__Document text__:
/---

Solidarity with the police
Over 2000 police officers today demonstrated their opposition to cuts to their pay. Their press release is below. Some don’t feel it’s appropriate to express solidarity with the police. Many of us have ended up on the rough end of their oppression. But as I see it, such oppression is another expression of alienation. And even when they do kettle us, beat us, and arrest us for no good reason, they are still humans. And they are still under attack from the banks and the Tory puppets. Some of them will stand with us. Many won’t. But even if they don’t, we should stand with them, because they are being attacked. Because they may be enforcing an unjust system, but they are also its victims. Because solidarity means nothing if it only expresses support with those with whom we already agree.
So, yes, we must hold the police to account. Yes, too much of their work is dedicated to maintaining an order which enriches the rich. Yes, in Britain and around the world they are too often the hench men and hench women of global capital. But today, let’s be clear – their struggle is our struggle.
Solidarity with them.
Police Federation press release:
The Police Federation for England and Wales has organised a ‘Day of Action’ to highlight the impact of Government cuts to policing, including an open-meeting and lobbying event in the heart of Westminster on 13 July.
Over 2,000 off duty police officers from all over England and Wales will attend the open-meeting to highlight their concerns about proposed cuts to the police service and to ask the Home Secretary to treat them fairly and to honour the police pay negotiation process.

\---

__Exercises__:
**1.** Reproduce the police solidarity post word for word, beginning at the words "So, yes, we" and stopping after "pay negotiation process.".
**2.** In the police solidarity post, on what date is the Police Federation's open-meeting and lobbying event in Westminster held?

__Data lines__:

/---

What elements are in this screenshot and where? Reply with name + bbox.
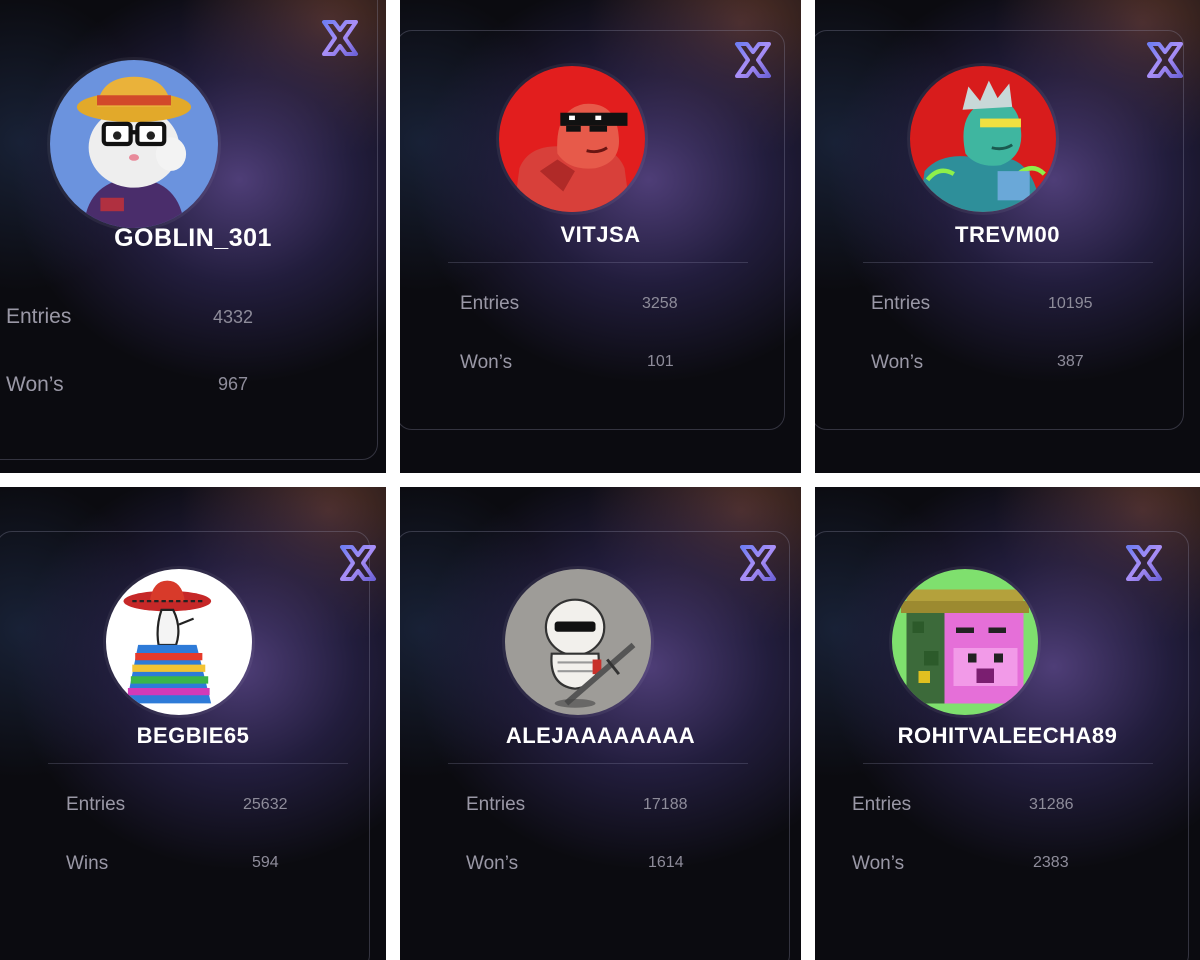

\---

__Responses to the tasks__:
**1.**
So, yes, we must hold the police to account. Yes, too much of their work is dedicated to maintaining an order which enriches the rich. Yes, in Britain and around the world they are too often the hench men and hench women of global capital. But today, let’s be clear – their struggle is our struggle.
Solidarity with them.
Police Federation press release:
The Police Federation for England and Wales has organised a ‘Day of Action’ to highlight the impact of Government cuts to policing, including an open-meeting and lobbying event in the heart of Westminster on 13 July.
Over 2,000 off duty police officers from all over England and Wales will attend the open-meeting to highlight their concerns about proposed cuts to the police service and to ask the Home Secretary to treat them fairly and to honour the police pay negotiation process.

**2.** 13 July